▶ [WHAT TO WORK ON] Every line that contains the word "EVEN" should be copied out.

-- begin --

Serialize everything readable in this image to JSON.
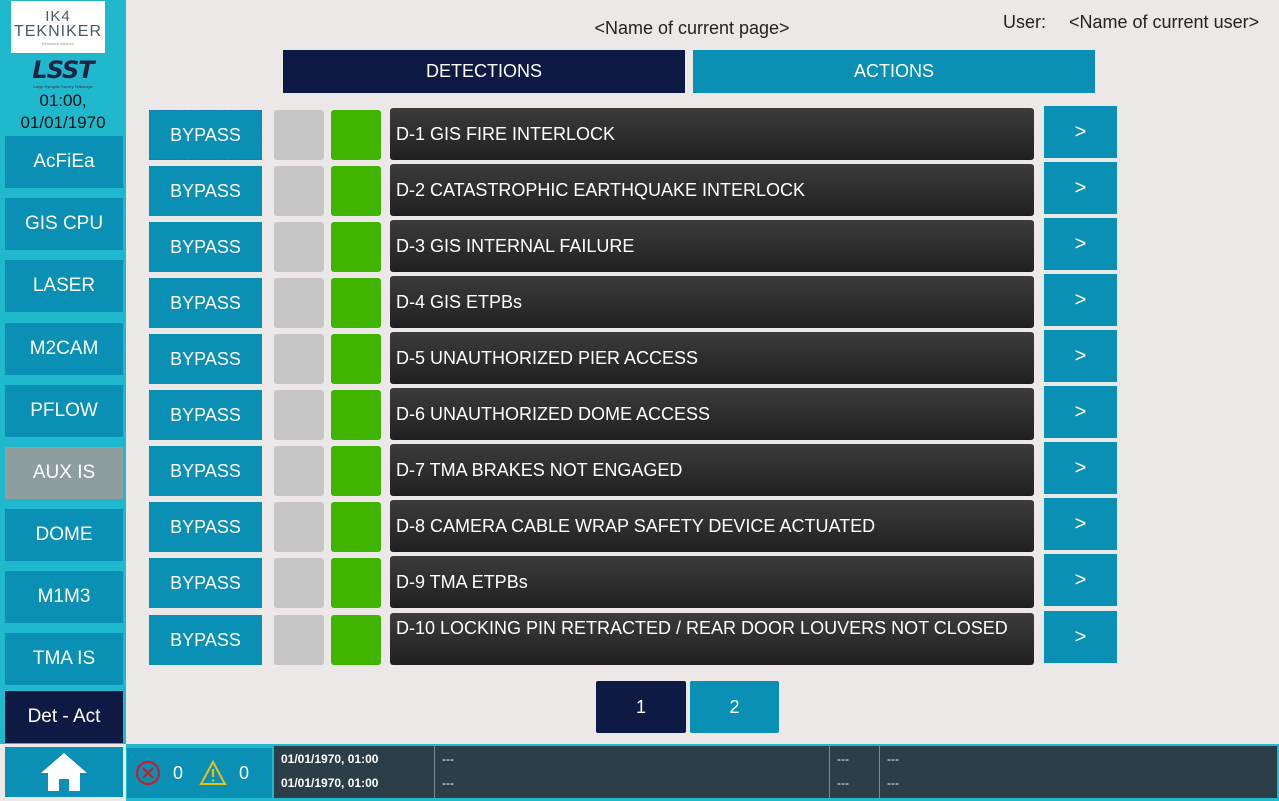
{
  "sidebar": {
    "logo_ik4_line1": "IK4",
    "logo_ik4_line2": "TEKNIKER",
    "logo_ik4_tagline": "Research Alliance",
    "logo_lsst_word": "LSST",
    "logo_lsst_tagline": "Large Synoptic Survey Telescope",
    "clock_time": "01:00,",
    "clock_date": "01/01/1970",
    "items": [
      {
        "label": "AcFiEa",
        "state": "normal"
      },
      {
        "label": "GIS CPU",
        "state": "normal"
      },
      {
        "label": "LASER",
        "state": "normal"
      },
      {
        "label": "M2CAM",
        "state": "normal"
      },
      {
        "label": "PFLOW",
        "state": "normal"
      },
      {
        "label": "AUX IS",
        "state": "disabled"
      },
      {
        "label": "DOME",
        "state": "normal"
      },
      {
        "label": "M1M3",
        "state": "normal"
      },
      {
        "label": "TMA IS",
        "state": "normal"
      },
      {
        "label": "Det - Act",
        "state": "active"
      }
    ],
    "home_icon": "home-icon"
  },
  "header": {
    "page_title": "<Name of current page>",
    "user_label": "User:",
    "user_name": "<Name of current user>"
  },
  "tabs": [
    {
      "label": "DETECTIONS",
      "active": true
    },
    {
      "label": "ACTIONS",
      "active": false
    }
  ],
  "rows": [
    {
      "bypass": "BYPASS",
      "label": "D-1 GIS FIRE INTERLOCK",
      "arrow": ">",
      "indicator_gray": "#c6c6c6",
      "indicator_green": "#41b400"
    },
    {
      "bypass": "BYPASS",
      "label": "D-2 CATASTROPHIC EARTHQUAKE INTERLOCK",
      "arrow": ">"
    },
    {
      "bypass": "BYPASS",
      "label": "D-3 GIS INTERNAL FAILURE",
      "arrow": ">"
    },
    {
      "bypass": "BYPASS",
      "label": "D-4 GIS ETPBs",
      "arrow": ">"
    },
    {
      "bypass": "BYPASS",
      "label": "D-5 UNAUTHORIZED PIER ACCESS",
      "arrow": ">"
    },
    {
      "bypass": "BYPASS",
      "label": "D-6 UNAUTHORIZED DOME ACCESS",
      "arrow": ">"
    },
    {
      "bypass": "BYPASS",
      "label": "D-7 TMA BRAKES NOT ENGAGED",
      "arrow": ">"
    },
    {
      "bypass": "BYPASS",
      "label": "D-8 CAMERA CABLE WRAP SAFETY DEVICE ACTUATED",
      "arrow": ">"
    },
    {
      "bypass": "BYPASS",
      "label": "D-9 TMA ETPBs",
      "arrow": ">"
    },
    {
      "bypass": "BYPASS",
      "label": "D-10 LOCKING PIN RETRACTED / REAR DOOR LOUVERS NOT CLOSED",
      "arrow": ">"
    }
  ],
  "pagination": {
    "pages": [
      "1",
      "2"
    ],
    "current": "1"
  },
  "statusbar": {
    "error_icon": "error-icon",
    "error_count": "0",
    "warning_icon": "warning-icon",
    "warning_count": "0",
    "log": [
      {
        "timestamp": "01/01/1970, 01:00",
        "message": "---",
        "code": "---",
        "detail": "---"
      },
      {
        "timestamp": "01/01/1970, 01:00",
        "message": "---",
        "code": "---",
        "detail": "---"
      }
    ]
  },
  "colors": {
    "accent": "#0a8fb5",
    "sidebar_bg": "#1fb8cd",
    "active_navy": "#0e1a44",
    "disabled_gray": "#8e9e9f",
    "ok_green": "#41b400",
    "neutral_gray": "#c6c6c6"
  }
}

-- end --
-- begin --

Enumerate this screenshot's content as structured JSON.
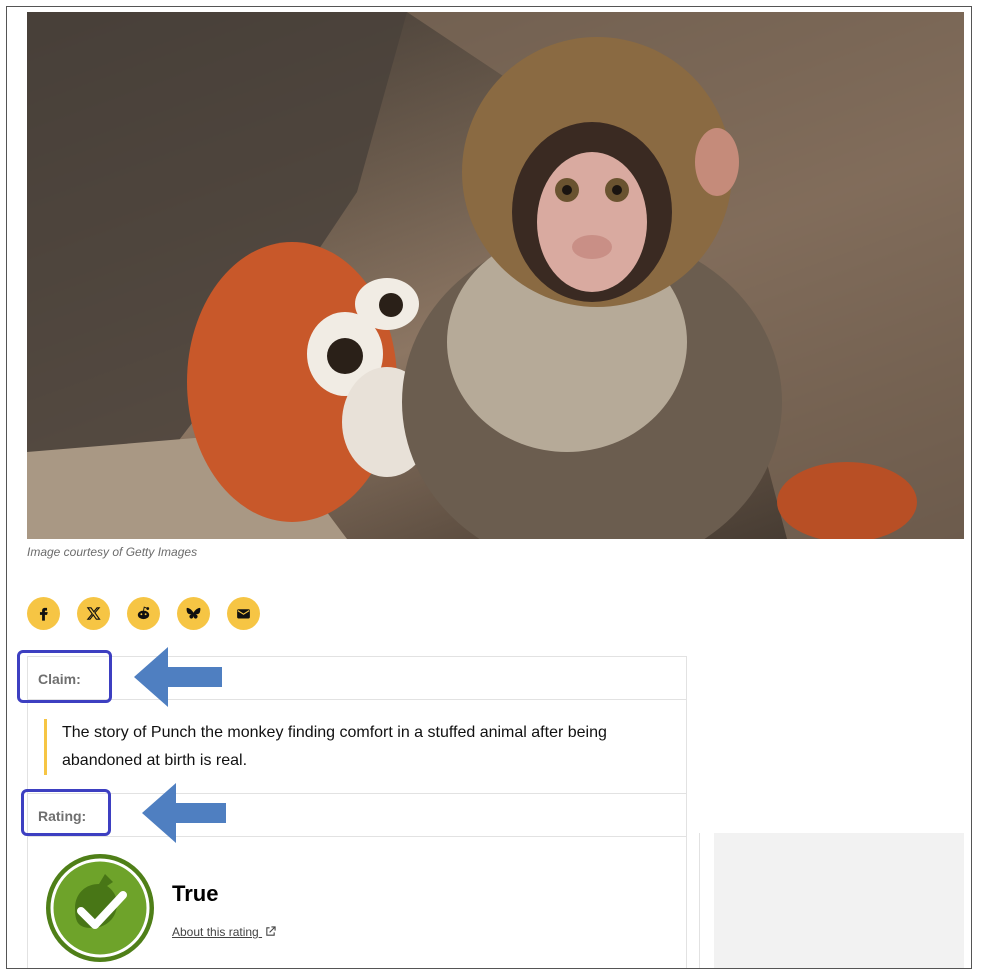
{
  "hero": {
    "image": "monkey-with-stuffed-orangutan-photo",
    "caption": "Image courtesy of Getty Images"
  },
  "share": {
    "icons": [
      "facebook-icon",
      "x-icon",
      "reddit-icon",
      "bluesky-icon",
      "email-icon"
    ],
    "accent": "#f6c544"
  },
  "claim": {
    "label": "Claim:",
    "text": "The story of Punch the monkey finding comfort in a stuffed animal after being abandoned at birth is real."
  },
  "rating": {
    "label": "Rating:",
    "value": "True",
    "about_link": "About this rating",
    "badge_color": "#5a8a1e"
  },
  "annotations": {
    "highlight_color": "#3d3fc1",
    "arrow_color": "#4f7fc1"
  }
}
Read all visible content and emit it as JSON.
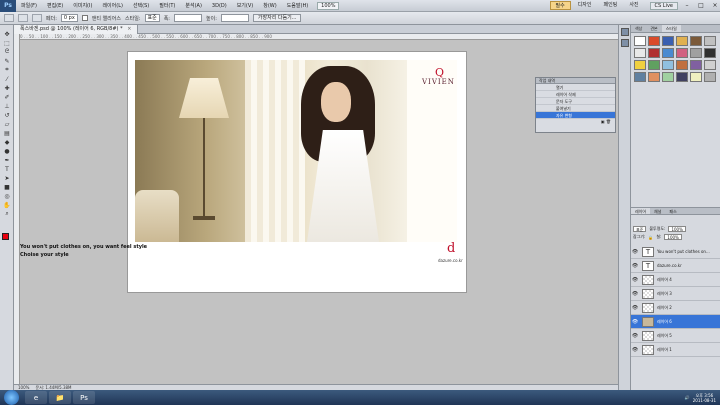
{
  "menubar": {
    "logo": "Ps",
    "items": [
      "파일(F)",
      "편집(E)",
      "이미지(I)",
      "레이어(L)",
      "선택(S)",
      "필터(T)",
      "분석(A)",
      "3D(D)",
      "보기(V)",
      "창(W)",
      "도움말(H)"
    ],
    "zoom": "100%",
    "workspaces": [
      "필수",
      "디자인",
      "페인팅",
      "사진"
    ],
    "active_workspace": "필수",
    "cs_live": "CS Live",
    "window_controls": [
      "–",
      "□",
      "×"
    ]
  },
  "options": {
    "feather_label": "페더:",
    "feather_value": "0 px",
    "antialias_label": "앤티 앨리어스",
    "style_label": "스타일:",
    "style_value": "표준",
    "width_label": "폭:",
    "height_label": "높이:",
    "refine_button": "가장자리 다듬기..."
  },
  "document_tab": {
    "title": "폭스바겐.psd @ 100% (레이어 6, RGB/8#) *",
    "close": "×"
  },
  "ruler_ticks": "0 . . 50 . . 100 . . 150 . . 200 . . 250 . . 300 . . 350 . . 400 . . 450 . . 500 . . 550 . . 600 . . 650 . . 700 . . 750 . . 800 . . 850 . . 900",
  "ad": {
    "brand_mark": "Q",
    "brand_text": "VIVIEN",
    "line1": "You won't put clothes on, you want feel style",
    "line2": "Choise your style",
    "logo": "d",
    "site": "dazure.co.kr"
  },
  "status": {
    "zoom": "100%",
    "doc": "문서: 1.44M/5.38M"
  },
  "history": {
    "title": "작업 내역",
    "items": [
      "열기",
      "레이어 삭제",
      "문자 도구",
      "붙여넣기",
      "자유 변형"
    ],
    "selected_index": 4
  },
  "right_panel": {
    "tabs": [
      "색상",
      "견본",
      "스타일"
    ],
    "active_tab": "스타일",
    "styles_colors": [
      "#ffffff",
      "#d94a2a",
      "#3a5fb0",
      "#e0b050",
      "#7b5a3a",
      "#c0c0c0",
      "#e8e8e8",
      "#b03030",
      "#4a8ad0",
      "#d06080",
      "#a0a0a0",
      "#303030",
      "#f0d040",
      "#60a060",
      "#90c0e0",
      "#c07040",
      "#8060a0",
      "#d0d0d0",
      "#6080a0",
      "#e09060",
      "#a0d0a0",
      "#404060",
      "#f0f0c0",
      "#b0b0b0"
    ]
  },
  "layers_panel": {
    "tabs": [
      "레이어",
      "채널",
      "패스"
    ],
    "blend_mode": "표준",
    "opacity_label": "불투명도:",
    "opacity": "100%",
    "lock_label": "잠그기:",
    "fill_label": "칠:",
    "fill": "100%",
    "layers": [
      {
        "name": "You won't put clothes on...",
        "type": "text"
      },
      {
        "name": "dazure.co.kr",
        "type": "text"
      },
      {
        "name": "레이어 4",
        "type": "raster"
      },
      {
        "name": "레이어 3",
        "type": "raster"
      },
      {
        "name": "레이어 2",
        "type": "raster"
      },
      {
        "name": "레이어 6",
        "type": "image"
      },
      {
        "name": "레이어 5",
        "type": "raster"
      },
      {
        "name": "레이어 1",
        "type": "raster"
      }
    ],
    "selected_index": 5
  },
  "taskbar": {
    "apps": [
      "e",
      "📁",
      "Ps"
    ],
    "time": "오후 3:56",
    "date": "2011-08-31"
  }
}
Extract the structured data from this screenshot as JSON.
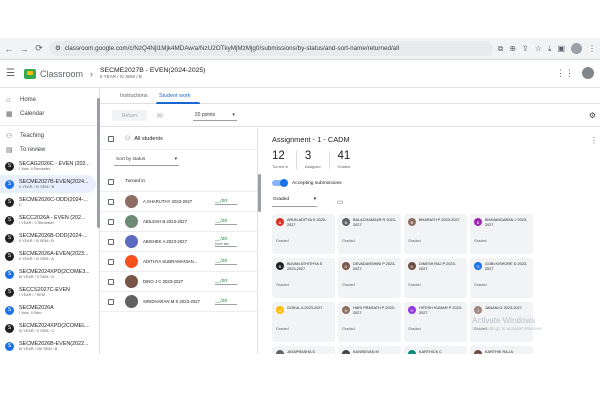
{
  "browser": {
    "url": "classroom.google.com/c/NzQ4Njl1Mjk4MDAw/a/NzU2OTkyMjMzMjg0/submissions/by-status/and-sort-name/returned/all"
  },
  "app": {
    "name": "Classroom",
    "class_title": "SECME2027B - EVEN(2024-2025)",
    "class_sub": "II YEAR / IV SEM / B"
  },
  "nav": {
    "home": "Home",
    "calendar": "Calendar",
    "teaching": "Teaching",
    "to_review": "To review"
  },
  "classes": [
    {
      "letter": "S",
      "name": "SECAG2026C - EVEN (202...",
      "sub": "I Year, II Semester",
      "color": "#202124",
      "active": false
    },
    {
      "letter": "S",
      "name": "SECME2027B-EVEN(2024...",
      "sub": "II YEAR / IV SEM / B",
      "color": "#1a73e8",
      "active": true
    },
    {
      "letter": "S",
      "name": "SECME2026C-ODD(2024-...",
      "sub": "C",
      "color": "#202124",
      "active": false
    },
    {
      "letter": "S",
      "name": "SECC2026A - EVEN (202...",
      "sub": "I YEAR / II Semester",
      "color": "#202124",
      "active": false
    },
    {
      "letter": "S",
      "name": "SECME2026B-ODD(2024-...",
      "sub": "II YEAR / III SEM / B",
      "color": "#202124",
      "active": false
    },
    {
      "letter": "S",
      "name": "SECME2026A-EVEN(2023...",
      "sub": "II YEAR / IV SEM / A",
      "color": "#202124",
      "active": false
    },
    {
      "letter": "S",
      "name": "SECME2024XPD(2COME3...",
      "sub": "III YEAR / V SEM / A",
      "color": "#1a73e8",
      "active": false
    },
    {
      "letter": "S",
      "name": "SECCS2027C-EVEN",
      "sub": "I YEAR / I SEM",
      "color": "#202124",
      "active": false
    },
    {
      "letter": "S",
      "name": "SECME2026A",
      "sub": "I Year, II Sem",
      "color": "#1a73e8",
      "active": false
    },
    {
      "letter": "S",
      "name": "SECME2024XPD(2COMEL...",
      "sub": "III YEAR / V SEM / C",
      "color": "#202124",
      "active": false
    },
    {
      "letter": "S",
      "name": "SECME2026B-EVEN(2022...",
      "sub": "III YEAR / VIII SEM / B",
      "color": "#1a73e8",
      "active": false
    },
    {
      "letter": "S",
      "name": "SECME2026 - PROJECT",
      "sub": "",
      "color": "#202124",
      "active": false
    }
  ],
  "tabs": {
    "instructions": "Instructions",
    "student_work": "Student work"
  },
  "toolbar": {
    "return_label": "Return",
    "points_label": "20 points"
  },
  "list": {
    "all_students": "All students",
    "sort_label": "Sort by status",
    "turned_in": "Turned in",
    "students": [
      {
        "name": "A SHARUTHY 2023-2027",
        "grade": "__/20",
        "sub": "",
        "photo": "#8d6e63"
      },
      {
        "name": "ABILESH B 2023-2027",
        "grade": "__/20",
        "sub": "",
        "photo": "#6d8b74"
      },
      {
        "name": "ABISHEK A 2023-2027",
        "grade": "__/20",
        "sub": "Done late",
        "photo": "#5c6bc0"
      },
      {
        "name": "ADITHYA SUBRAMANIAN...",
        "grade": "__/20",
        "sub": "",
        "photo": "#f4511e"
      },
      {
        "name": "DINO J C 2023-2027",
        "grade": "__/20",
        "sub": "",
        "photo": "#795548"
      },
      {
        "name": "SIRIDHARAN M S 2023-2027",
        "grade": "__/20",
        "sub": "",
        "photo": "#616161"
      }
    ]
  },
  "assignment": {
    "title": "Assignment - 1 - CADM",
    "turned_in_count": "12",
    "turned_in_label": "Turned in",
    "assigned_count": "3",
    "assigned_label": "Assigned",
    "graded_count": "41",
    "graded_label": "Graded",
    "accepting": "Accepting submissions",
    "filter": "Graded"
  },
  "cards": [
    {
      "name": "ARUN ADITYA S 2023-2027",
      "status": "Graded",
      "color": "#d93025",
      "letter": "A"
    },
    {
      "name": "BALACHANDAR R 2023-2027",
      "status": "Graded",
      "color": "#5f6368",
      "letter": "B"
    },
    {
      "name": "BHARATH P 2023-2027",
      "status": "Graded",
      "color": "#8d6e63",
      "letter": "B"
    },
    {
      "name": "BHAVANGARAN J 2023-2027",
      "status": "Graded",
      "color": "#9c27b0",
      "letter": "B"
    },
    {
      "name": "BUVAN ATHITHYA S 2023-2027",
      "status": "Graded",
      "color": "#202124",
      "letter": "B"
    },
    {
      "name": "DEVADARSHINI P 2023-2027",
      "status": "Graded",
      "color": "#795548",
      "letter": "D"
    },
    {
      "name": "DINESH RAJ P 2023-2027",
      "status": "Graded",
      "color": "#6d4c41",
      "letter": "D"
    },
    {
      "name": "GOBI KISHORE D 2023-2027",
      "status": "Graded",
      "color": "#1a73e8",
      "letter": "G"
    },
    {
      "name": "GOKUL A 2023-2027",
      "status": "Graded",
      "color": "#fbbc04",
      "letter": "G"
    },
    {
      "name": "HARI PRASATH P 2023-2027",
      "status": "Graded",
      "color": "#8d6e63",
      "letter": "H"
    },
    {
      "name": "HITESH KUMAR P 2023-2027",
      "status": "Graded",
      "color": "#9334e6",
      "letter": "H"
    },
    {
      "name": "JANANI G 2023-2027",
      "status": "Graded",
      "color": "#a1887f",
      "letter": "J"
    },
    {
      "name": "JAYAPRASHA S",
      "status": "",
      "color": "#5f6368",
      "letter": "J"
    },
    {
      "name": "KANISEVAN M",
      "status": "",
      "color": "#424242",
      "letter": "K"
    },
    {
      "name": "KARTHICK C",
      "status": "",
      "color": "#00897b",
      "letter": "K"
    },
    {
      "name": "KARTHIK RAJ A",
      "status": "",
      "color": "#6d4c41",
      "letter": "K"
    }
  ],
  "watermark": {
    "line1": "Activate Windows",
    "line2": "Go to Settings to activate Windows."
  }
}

-- end --

▶ [SOLUTION BELOW]
    "class_title": "SECME2027B - EVEN(2024-2025)",
      "name": "SECAG2026C - EVEN (202...",
      "name": "SECME2027B-EVEN(2024...",
      "name": "SECC2026A - EVEN (202...",
      "name": "SECME2026A-EVEN(2023...",
      "name": "SECCS2027C-EVEN",
      "name": "SECME2026B-EVEN(2022...",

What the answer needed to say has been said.